Records from a collection:
--- --- ---

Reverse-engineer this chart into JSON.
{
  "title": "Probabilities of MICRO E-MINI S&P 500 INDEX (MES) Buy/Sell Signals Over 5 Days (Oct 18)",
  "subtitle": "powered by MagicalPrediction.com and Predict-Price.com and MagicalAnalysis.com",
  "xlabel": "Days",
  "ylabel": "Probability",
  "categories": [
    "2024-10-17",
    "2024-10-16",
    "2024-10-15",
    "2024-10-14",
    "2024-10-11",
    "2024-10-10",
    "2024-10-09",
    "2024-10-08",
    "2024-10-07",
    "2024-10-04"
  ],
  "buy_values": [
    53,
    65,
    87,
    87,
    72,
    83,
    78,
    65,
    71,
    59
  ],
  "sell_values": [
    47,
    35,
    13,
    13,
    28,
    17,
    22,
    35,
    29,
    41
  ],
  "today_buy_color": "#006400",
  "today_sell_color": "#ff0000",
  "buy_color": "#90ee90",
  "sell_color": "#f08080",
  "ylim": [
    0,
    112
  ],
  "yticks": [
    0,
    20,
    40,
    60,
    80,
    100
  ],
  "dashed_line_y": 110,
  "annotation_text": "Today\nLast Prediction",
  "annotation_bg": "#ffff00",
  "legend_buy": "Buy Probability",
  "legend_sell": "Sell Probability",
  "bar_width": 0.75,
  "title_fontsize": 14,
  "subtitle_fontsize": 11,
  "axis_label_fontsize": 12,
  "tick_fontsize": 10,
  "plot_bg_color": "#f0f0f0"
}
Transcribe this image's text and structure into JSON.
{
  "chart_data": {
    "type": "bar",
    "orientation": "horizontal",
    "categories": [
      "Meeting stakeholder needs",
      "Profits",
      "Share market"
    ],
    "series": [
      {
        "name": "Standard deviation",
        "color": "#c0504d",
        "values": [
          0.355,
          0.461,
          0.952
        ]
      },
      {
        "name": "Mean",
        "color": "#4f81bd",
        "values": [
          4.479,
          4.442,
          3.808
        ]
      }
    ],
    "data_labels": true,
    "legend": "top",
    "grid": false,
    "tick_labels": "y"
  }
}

--- --- ---

What the task requires: Repeat only what runs from the line holding "Transcribe this image's" to the end of the data, keeping every line exactly as written, first and last included.

Exercise response:
Transcribe this image's text and structure into JSON.
{
  "chart_data": {
    "type": "bar",
    "orientation": "horizontal",
    "categories": [
      "Meeting stakeholder needs",
      "Profits",
      "Share market"
    ],
    "series": [
      {
        "name": "Standard deviation",
        "color": "#c0504d",
        "values": [
          0.355,
          0.461,
          0.952
        ]
      },
      {
        "name": "Mean",
        "color": "#4f81bd",
        "values": [
          4.479,
          4.442,
          3.808
        ]
      }
    ],
    "data_labels": true,
    "legend": "top",
    "grid": false,
    "tick_labels": "y"
  }
}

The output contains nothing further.